Would you transcribe each entry that follows word for word, minus the images?

Supplied entries
....

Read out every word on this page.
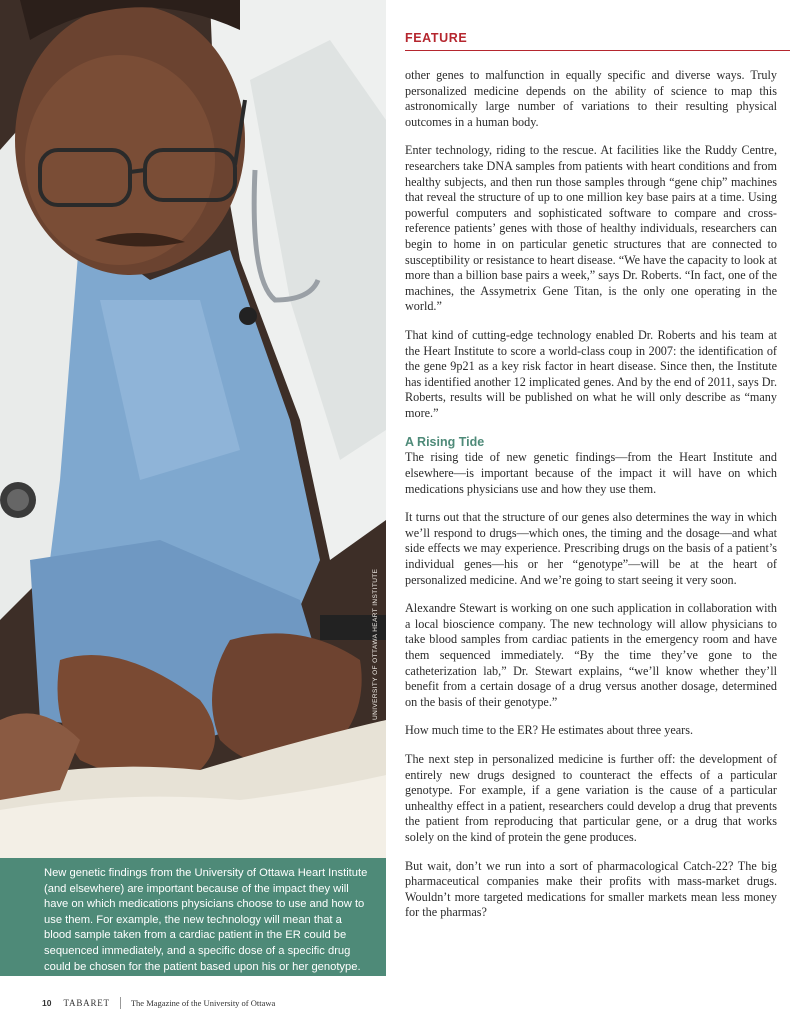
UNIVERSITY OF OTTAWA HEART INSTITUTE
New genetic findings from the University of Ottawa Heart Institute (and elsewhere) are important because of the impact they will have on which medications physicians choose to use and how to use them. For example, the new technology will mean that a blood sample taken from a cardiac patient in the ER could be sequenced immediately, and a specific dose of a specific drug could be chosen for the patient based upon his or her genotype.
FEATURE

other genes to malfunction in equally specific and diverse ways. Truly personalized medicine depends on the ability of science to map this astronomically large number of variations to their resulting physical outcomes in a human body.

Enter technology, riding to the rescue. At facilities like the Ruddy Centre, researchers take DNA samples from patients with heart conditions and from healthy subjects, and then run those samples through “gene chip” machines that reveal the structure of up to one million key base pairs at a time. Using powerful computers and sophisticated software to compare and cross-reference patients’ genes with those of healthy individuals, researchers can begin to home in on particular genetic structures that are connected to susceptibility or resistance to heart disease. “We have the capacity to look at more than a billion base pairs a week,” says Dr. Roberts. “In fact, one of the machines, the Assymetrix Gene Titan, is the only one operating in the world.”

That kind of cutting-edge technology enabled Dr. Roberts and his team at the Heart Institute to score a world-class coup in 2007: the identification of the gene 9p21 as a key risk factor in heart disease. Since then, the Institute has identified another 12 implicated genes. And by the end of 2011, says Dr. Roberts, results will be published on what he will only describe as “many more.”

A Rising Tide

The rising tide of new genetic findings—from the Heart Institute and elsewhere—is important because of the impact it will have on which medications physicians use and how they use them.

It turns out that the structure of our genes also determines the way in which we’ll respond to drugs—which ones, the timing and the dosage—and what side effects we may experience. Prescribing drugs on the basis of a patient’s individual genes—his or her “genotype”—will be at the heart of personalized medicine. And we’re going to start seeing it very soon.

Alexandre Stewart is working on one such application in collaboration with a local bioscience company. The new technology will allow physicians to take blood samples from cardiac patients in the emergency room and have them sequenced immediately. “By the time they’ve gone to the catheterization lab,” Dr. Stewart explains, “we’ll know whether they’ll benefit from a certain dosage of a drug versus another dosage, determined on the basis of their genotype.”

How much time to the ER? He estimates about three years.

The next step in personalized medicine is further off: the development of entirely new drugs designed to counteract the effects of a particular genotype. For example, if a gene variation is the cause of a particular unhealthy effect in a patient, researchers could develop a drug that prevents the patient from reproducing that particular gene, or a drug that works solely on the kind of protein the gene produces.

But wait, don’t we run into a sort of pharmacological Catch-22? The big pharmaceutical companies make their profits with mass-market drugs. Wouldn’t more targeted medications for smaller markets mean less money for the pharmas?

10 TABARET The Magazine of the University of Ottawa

....

Result for this task
Read out every word on this page.
UNIVERSITY OF OTTAWA HEART INSTITUTE
New genetic findings from the University of Ottawa Heart Institute (and elsewhere) are important because of the impact they will have on which medications physicians choose to use and how to use them. For example, the new technology will mean that a blood sample taken from a cardiac patient in the ER could be sequenced immediately, and a specific dose of a specific drug could be chosen for the patient based upon his or her genotype.
FEATURE

other genes to malfunction in equally specific and diverse ways. Truly personalized medicine depends on the ability of science to map this astronomically large number of variations to their resulting physical outcomes in a human body.

Enter technology, riding to the rescue. At facilities like the Ruddy Centre, researchers take DNA samples from patients with heart conditions and from healthy subjects, and then run those samples through “gene chip” machines that reveal the structure of up to one million key base pairs at a time. Using powerful computers and sophisticated software to compare and cross-reference patients’ genes with those of healthy individuals, researchers can begin to home in on particular genetic structures that are connected to susceptibility or resistance to heart disease. “We have the capacity to look at more than a billion base pairs a week,” says Dr. Roberts. “In fact, one of the machines, the Assymetrix Gene Titan, is the only one operating in the world.”

That kind of cutting-edge technology enabled Dr. Roberts and his team at the Heart Institute to score a world-class coup in 2007: the identification of the gene 9p21 as a key risk factor in heart disease. Since then, the Institute has identified another 12 implicated genes. And by the end of 2011, says Dr. Roberts, results will be published on what he will only describe as “many more.”

A Rising Tide

The rising tide of new genetic findings—from the Heart Institute and elsewhere—is important because of the impact it will have on which medications physicians use and how they use them.

It turns out that the structure of our genes also determines the way in which we’ll respond to drugs—which ones, the timing and the dosage—and what side effects we may experience. Prescribing drugs on the basis of a patient’s individual genes—his or her “genotype”—will be at the heart of personalized medicine. And we’re going to start seeing it very soon.

Alexandre Stewart is working on one such application in collaboration with a local bioscience company. The new technology will allow physicians to take blood samples from cardiac patients in the emergency room and have them sequenced immediately. “By the time they’ve gone to the catheterization lab,” Dr. Stewart explains, “we’ll know whether they’ll benefit from a certain dosage of a drug versus another dosage, determined on the basis of their genotype.”

How much time to the ER? He estimates about three years.

The next step in personalized medicine is further off: the development of entirely new drugs designed to counteract the effects of a particular genotype. For example, if a gene variation is the cause of a particular unhealthy effect in a patient, researchers could develop a drug that prevents the patient from reproducing that particular gene, or a drug that works solely on the kind of protein the gene produces.

But wait, don’t we run into a sort of pharmacological Catch-22? The big pharmaceutical companies make their profits with mass-market drugs. Wouldn’t more targeted medications for smaller markets mean less money for the pharmas?

10 TABARET The Magazine of the University of Ottawa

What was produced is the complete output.